▶ **WHAT YOU SHOULD DO**: Set the listing down again exactly, please, apart from its pictures.

▶ **SOURCE MATERIAL**:
#####

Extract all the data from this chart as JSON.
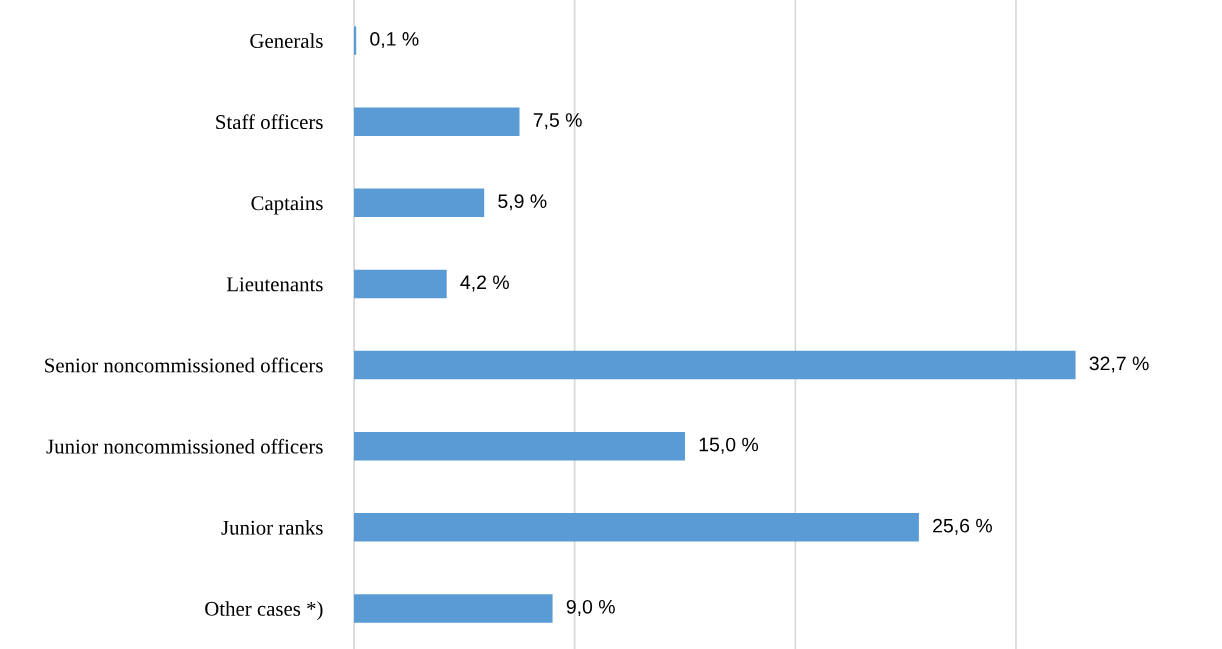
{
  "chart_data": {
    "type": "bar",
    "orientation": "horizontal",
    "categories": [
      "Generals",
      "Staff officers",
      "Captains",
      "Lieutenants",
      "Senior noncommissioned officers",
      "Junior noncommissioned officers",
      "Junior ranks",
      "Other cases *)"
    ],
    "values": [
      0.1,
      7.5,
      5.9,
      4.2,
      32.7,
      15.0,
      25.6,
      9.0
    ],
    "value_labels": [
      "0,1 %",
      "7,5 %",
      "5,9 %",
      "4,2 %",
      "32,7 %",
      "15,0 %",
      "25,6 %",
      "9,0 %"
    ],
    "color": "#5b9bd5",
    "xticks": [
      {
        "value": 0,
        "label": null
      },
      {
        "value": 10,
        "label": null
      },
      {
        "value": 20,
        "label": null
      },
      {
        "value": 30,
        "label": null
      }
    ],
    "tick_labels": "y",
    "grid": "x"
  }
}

#####

▶ **TASK ANSWER**:
Extract all the data from this chart as JSON.
{
  "chart_data": {
    "type": "bar",
    "orientation": "horizontal",
    "categories": [
      "Generals",
      "Staff officers",
      "Captains",
      "Lieutenants",
      "Senior noncommissioned officers",
      "Junior noncommissioned officers",
      "Junior ranks",
      "Other cases *)"
    ],
    "values": [
      0.1,
      7.5,
      5.9,
      4.2,
      32.7,
      15.0,
      25.6,
      9.0
    ],
    "value_labels": [
      "0,1 %",
      "7,5 %",
      "5,9 %",
      "4,2 %",
      "32,7 %",
      "15,0 %",
      "25,6 %",
      "9,0 %"
    ],
    "color": "#5b9bd5",
    "xticks": [
      {
        "value": 0,
        "label": null
      },
      {
        "value": 10,
        "label": null
      },
      {
        "value": 20,
        "label": null
      },
      {
        "value": 30,
        "label": null
      }
    ],
    "tick_labels": "y",
    "grid": "x"
  }
}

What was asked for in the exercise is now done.